### WORK INSTRUCTIONS:
Set down each record exactly as written.

(Stored items from a collection)
## BEGIN
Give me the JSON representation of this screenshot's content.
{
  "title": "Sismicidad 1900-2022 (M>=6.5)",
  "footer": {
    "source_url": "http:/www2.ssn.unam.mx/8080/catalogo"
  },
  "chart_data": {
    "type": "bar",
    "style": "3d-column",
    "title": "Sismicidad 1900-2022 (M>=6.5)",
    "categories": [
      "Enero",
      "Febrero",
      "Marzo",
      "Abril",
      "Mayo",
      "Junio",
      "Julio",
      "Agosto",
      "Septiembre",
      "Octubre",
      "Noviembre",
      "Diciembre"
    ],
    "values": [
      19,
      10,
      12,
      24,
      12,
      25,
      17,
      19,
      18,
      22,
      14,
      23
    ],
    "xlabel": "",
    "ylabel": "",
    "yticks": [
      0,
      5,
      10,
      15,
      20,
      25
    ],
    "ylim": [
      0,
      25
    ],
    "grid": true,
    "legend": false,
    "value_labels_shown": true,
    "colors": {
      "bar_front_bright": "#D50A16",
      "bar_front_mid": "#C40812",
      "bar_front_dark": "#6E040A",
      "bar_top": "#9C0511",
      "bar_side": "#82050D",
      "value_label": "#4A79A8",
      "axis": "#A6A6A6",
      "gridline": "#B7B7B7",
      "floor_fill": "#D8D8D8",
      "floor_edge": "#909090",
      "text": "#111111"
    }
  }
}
## END
### THE SOLUTION:
Give me the JSON representation of this screenshot's content.
{
  "title": "Sismicidad 1900-2022 (M>=6.5)",
  "footer": {
    "source_url": "http:/www2.ssn.unam.mx/8080/catalogo"
  },
  "chart_data": {
    "type": "bar",
    "style": "3d-column",
    "title": "Sismicidad 1900-2022 (M>=6.5)",
    "categories": [
      "Enero",
      "Febrero",
      "Marzo",
      "Abril",
      "Mayo",
      "Junio",
      "Julio",
      "Agosto",
      "Septiembre",
      "Octubre",
      "Noviembre",
      "Diciembre"
    ],
    "values": [
      19,
      10,
      12,
      24,
      12,
      25,
      17,
      19,
      18,
      22,
      14,
      23
    ],
    "xlabel": "",
    "ylabel": "",
    "yticks": [
      0,
      5,
      10,
      15,
      20,
      25
    ],
    "ylim": [
      0,
      25
    ],
    "grid": true,
    "legend": false,
    "value_labels_shown": true,
    "colors": {
      "bar_front_bright": "#D50A16",
      "bar_front_mid": "#C40812",
      "bar_front_dark": "#6E040A",
      "bar_top": "#9C0511",
      "bar_side": "#82050D",
      "value_label": "#4A79A8",
      "axis": "#A6A6A6",
      "gridline": "#B7B7B7",
      "floor_fill": "#D8D8D8",
      "floor_edge": "#909090",
      "text": "#111111"
    }
  }
}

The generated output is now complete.